═══ Material for this exercise

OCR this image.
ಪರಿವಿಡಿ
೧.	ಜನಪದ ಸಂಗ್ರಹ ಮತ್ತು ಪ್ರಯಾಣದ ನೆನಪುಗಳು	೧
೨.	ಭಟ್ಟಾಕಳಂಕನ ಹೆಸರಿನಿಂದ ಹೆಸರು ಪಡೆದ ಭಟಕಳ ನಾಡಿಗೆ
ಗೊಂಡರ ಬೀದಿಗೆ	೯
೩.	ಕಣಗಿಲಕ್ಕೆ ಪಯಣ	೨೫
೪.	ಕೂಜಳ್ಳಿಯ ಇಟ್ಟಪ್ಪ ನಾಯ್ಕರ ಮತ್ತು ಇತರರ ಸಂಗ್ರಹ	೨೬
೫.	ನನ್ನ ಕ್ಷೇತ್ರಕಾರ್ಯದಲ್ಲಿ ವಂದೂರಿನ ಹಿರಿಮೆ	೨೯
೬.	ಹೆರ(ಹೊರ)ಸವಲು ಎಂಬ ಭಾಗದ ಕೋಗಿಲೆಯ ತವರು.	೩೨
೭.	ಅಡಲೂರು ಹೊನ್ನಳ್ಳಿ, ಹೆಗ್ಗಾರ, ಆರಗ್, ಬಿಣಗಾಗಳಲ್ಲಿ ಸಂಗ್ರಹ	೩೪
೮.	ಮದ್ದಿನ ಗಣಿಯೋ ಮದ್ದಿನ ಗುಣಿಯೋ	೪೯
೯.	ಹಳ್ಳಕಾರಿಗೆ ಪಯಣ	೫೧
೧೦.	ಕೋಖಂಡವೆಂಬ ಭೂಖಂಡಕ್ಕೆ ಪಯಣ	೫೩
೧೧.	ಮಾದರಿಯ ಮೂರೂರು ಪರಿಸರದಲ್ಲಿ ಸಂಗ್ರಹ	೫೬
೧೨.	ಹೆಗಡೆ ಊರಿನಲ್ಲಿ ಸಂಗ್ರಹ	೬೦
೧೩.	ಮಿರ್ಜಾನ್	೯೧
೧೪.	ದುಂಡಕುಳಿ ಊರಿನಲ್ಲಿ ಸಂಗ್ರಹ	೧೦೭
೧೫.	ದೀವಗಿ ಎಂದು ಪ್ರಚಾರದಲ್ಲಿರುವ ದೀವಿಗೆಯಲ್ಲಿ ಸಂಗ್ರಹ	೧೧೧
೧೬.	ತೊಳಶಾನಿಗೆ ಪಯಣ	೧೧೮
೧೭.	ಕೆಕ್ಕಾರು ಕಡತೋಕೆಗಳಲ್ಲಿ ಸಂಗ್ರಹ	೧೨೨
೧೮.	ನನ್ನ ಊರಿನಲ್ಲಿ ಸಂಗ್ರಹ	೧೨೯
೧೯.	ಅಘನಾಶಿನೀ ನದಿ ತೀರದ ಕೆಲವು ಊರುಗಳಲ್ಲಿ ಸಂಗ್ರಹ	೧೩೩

══════

_Stated exercise_. Retype every record above exactly as it appears.

_Result for this exercise_.
OCR this image.
ಪರಿವಿಡಿ
೧.	ಜನಪದ ಸಂಗ್ರಹ ಮತ್ತು ಪ್ರಯಾಣದ ನೆನಪುಗಳು	೧
೨.	ಭಟ್ಟಾಕಳಂಕನ ಹೆಸರಿನಿಂದ ಹೆಸರು ಪಡೆದ ಭಟಕಳ ನಾಡಿಗೆ
ಗೊಂಡರ ಬೀದಿಗೆ	೯
೩.	ಕಣಗಿಲಕ್ಕೆ ಪಯಣ	೨೫
೪.	ಕೂಜಳ್ಳಿಯ ಇಟ್ಟಪ್ಪ ನಾಯ್ಕರ ಮತ್ತು ಇತರರ ಸಂಗ್ರಹ	೨೬
೫.	ನನ್ನ ಕ್ಷೇತ್ರಕಾರ್ಯದಲ್ಲಿ ವಂದೂರಿನ ಹಿರಿಮೆ	೨೯
೬.	ಹೆರ(ಹೊರ)ಸವಲು ಎಂಬ ಭಾಗದ ಕೋಗಿಲೆಯ ತವರು.	೩೨
೭.	ಅಡಲೂರು ಹೊನ್ನಳ್ಳಿ, ಹೆಗ್ಗಾರ, ಆರಗ್, ಬಿಣಗಾಗಳಲ್ಲಿ ಸಂಗ್ರಹ	೩೪
೮.	ಮದ್ದಿನ ಗಣಿಯೋ ಮದ್ದಿನ ಗುಣಿಯೋ	೪೯
೯.	ಹಳ್ಳಕಾರಿಗೆ ಪಯಣ	೫೧
೧೦.	ಕೋಖಂಡವೆಂಬ ಭೂಖಂಡಕ್ಕೆ ಪಯಣ	೫೩
೧೧.	ಮಾದರಿಯ ಮೂರೂರು ಪರಿಸರದಲ್ಲಿ ಸಂಗ್ರಹ	೫೬
೧೨.	ಹೆಗಡೆ ಊರಿನಲ್ಲಿ ಸಂಗ್ರಹ	೬೦
೧೩.	ಮಿರ್ಜಾನ್	೯೧
೧೪.	ದುಂಡಕುಳಿ ಊರಿನಲ್ಲಿ ಸಂಗ್ರಹ	೧೦೭
೧೫.	ದೀವಗಿ ಎಂದು ಪ್ರಚಾರದಲ್ಲಿರುವ ದೀವಿಗೆಯಲ್ಲಿ ಸಂಗ್ರಹ	೧೧೧
೧೬.	ತೊಳಶಾನಿಗೆ ಪಯಣ	೧೧೮
೧೭.	ಕೆಕ್ಕಾರು ಕಡತೋಕೆಗಳಲ್ಲಿ ಸಂಗ್ರಹ	೧೨೨
೧೮.	ನನ್ನ ಊರಿನಲ್ಲಿ ಸಂಗ್ರಹ	೧೨೯
೧೯.	ಅಘನಾಶಿನೀ ನದಿ ತೀರದ ಕೆಲವು ಊರುಗಳಲ್ಲಿ ಸಂಗ್ರಹ	೧೩೩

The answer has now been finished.